### Items

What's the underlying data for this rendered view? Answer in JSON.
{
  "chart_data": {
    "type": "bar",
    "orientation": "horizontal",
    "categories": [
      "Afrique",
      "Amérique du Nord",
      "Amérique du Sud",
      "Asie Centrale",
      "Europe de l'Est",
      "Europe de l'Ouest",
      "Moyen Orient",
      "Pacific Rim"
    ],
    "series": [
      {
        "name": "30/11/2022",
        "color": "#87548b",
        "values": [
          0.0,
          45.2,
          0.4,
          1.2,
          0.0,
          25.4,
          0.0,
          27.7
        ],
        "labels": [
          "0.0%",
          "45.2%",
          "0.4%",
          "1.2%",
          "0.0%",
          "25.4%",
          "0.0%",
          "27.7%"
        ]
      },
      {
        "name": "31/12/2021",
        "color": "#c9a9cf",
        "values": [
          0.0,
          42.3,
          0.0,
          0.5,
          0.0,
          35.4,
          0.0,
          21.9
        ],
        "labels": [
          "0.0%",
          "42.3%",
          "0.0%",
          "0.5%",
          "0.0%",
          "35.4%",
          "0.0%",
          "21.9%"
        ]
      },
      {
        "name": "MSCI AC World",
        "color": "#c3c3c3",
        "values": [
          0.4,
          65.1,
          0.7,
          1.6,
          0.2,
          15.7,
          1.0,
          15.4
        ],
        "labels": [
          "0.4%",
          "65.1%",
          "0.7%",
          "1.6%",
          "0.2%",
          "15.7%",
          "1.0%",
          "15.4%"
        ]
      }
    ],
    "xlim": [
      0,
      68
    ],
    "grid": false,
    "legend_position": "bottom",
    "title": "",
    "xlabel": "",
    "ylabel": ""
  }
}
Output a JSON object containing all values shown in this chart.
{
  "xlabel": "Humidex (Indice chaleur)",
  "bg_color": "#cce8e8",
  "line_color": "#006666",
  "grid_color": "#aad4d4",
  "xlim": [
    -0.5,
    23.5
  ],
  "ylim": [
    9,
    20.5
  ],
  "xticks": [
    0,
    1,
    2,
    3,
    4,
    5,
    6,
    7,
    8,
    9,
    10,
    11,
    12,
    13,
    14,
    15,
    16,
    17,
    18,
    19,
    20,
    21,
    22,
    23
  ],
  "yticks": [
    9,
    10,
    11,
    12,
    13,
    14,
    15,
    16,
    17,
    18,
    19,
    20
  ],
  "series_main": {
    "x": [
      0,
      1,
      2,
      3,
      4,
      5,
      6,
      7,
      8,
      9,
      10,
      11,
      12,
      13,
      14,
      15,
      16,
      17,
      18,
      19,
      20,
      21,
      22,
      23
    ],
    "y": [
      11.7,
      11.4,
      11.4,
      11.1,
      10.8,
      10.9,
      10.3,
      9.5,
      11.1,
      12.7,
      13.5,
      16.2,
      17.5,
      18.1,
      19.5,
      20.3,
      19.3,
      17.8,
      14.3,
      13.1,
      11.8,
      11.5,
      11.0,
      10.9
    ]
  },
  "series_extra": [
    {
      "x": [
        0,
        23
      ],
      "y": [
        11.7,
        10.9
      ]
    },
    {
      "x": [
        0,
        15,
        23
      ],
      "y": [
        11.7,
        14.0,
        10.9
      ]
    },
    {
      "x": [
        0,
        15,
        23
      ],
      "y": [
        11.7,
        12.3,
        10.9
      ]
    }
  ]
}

######

Written exercise> Scan the listing above and copy all lines containing the word "this".

The output>
What's the underlying data for this rendered view? Answer in JSON.
Output a JSON object containing all values shown in this chart.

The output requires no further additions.